WRITTEN PROBLEM. Copy the lines below verbatim, with no changes.

(Spatial layout data)
===

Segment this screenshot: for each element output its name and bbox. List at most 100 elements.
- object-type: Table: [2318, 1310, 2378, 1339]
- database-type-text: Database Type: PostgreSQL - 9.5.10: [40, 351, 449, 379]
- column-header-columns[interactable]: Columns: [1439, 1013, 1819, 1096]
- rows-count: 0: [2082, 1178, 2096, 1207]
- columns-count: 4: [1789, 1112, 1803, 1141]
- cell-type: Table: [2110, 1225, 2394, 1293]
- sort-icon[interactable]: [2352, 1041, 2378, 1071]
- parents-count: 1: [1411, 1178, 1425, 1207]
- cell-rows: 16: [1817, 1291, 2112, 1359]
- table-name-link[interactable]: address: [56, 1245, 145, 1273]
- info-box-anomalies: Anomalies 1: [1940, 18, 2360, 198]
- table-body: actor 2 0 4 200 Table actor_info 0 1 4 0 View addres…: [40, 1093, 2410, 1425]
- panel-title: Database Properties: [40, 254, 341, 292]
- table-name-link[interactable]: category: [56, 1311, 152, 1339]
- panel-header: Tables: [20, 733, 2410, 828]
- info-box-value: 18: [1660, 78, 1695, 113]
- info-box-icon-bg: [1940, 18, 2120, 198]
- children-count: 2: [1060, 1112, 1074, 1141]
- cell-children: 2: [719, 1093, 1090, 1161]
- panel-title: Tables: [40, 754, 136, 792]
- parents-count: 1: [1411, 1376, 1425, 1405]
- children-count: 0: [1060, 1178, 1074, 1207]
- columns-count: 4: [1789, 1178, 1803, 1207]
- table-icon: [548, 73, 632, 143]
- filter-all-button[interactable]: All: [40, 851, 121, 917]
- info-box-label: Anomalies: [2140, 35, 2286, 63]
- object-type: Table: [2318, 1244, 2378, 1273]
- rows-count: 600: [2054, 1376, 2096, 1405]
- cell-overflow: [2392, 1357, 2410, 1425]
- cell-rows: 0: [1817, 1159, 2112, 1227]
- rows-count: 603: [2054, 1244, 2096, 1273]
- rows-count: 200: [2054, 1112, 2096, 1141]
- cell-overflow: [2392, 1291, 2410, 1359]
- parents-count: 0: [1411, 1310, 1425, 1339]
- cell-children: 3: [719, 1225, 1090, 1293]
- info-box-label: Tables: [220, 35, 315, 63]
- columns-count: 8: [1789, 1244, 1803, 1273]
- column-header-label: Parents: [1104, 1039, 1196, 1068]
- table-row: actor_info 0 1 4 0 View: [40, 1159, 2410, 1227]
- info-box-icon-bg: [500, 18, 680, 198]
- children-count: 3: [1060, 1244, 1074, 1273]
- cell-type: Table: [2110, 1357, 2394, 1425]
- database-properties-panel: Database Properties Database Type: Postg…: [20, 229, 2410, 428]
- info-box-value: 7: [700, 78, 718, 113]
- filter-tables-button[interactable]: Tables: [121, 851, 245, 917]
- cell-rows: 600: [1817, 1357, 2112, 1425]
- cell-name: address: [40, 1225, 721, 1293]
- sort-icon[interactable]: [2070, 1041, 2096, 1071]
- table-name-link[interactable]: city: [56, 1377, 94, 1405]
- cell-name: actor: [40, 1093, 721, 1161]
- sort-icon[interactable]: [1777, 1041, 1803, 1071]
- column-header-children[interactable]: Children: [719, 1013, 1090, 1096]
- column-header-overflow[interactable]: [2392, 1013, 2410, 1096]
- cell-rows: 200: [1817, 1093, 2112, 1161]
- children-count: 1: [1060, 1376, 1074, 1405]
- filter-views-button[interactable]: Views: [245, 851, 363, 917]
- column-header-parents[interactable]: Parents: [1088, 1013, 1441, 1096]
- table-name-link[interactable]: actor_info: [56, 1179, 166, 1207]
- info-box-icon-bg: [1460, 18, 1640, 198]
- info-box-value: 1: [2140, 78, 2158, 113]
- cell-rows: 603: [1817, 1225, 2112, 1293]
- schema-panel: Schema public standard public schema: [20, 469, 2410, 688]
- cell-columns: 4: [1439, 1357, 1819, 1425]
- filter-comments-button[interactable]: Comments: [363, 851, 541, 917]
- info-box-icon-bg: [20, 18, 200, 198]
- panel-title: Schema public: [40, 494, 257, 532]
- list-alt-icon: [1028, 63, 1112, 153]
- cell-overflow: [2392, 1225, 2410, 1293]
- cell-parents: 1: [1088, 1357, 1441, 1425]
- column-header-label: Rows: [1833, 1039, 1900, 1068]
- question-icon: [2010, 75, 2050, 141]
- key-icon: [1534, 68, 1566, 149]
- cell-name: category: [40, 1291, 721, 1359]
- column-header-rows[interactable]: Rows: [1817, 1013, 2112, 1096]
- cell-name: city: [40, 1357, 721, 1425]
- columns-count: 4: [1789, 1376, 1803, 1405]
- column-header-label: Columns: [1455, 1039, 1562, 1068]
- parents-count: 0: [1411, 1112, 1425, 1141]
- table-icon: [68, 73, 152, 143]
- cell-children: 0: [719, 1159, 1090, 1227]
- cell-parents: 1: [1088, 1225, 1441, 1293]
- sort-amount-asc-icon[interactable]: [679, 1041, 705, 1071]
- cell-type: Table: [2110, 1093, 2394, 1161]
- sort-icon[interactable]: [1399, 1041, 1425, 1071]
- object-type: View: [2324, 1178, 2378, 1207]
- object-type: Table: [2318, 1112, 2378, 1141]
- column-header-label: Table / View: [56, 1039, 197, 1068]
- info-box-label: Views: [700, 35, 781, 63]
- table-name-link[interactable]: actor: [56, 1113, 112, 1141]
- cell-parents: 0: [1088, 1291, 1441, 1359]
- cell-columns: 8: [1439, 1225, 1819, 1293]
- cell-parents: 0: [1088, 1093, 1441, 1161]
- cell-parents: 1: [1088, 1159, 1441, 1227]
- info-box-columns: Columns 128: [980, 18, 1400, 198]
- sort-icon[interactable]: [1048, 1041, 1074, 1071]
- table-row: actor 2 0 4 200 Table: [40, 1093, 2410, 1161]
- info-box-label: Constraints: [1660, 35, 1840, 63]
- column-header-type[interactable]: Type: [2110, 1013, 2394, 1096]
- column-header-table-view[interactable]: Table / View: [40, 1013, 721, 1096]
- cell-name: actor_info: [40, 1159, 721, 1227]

===

PROBLEM SOLUTION.
Segment this screenshot: for each element output its name and bbox. List at most 100 elements.
- object-type: Table: [2318, 1310, 2378, 1339]
- database-type-text: Database Type: PostgreSQL - 9.5.10: [40, 351, 449, 379]
- column-header-columns[interactable]: Columns: [1439, 1013, 1819, 1096]
- rows-count: 0: [2082, 1178, 2096, 1207]
- columns-count: 4: [1789, 1112, 1803, 1141]
- cell-type: Table: [2110, 1225, 2394, 1293]
- sort-icon[interactable]: [2352, 1041, 2378, 1071]
- parents-count: 1: [1411, 1178, 1425, 1207]
- cell-rows: 16: [1817, 1291, 2112, 1359]
- table-name-link[interactable]: address: [56, 1245, 145, 1273]
- info-box-anomalies: Anomalies 1: [1940, 18, 2360, 198]
- table-body: actor 2 0 4 200 Table actor_info 0 1 4 0 View addres…: [40, 1093, 2410, 1425]
- panel-title: Database Properties: [40, 254, 341, 292]
- table-name-link[interactable]: category: [56, 1311, 152, 1339]
- panel-header: Tables: [20, 733, 2410, 828]
- info-box-value: 18: [1660, 78, 1695, 113]
- info-box-icon-bg: [1940, 18, 2120, 198]
- children-count: 2: [1060, 1112, 1074, 1141]
- cell-children: 2: [719, 1093, 1090, 1161]
- panel-title: Tables: [40, 754, 136, 792]
- parents-count: 1: [1411, 1376, 1425, 1405]
- children-count: 0: [1060, 1178, 1074, 1207]
- columns-count: 4: [1789, 1178, 1803, 1207]
- table-icon: [548, 73, 632, 143]
- filter-all-button[interactable]: All: [40, 851, 121, 917]
- info-box-label: Anomalies: [2140, 35, 2286, 63]
- object-type: Table: [2318, 1244, 2378, 1273]
- rows-count: 600: [2054, 1376, 2096, 1405]
- cell-overflow: [2392, 1357, 2410, 1425]
- cell-rows: 0: [1817, 1159, 2112, 1227]
- rows-count: 603: [2054, 1244, 2096, 1273]
- rows-count: 200: [2054, 1112, 2096, 1141]
- cell-overflow: [2392, 1291, 2410, 1359]
- parents-count: 0: [1411, 1310, 1425, 1339]
- cell-children: 3: [719, 1225, 1090, 1293]
- info-box-label: Tables: [220, 35, 315, 63]
- columns-count: 8: [1789, 1244, 1803, 1273]
- column-header-label: Parents: [1104, 1039, 1196, 1068]
- table-row: actor_info 0 1 4 0 View: [40, 1159, 2410, 1227]
- info-box-icon-bg: [500, 18, 680, 198]
- children-count: 3: [1060, 1244, 1074, 1273]
- cell-type: Table: [2110, 1357, 2394, 1425]
- database-properties-panel: Database Properties Database Type: Postg…: [20, 229, 2410, 428]
- info-box-value: 7: [700, 78, 718, 113]
- filter-tables-button[interactable]: Tables: [121, 851, 245, 917]
- cell-rows: 600: [1817, 1357, 2112, 1425]
- cell-name: address: [40, 1225, 721, 1293]
- sort-icon[interactable]: [2070, 1041, 2096, 1071]
- table-name-link[interactable]: city: [56, 1377, 94, 1405]
- cell-name: actor: [40, 1093, 721, 1161]
- sort-icon[interactable]: [1777, 1041, 1803, 1071]
- column-header-children[interactable]: Children: [719, 1013, 1090, 1096]
- column-header-overflow[interactable]: [2392, 1013, 2410, 1096]
- cell-rows: 200: [1817, 1093, 2112, 1161]
- children-count: 1: [1060, 1376, 1074, 1405]
- filter-views-button[interactable]: Views: [245, 851, 363, 917]
- column-header-parents[interactable]: Parents: [1088, 1013, 1441, 1096]
- table-name-link[interactable]: actor_info: [56, 1179, 166, 1207]
- info-box-icon-bg: [1460, 18, 1640, 198]
- info-box-value: 1: [2140, 78, 2158, 113]
- cell-rows: 603: [1817, 1225, 2112, 1293]
- schema-panel: Schema public standard public schema: [20, 469, 2410, 688]
- cell-columns: 4: [1439, 1357, 1819, 1425]
- filter-comments-button[interactable]: Comments: [363, 851, 541, 917]
- info-box-icon-bg: [20, 18, 200, 198]
- panel-title: Schema public: [40, 494, 257, 532]
- list-alt-icon: [1028, 63, 1112, 153]
- cell-overflow: [2392, 1225, 2410, 1293]
- cell-parents: 1: [1088, 1357, 1441, 1425]
- column-header-label: Rows: [1833, 1039, 1900, 1068]
- question-icon: [2010, 75, 2050, 141]
- key-icon: [1534, 68, 1566, 149]
- cell-name: category: [40, 1291, 721, 1359]
- column-header-rows[interactable]: Rows: [1817, 1013, 2112, 1096]
- cell-name: city: [40, 1357, 721, 1425]
- columns-count: 4: [1789, 1376, 1803, 1405]
- column-header-label: Columns: [1455, 1039, 1562, 1068]
- parents-count: 0: [1411, 1112, 1425, 1141]
- table-icon: [68, 73, 152, 143]
- cell-children: 0: [719, 1159, 1090, 1227]
- cell-parents: 1: [1088, 1225, 1441, 1293]
- sort-amount-asc-icon[interactable]: [679, 1041, 705, 1071]
- cell-type: Table: [2110, 1093, 2394, 1161]
- sort-icon[interactable]: [1399, 1041, 1425, 1071]
- object-type: View: [2324, 1178, 2378, 1207]
- object-type: Table: [2318, 1112, 2378, 1141]
- column-header-label: Table / View: [56, 1039, 197, 1068]
- info-box-label: Views: [700, 35, 781, 63]
- table-name-link[interactable]: actor: [56, 1113, 112, 1141]
- cell-parents: 0: [1088, 1291, 1441, 1359]
- cell-columns: 8: [1439, 1225, 1819, 1293]
- cell-parents: 0: [1088, 1093, 1441, 1161]
- cell-parents: 1: [1088, 1159, 1441, 1227]
- info-box-columns: Columns 128: [980, 18, 1400, 198]
- sort-icon[interactable]: [1048, 1041, 1074, 1071]
- table-row: actor 2 0 4 200 Table: [40, 1093, 2410, 1161]
- info-box-label: Constraints: [1660, 35, 1840, 63]
- column-header-type[interactable]: Type: [2110, 1013, 2394, 1096]
- column-header-table-view[interactable]: Table / View: [40, 1013, 721, 1096]
- cell-name: actor_info: [40, 1159, 721, 1227]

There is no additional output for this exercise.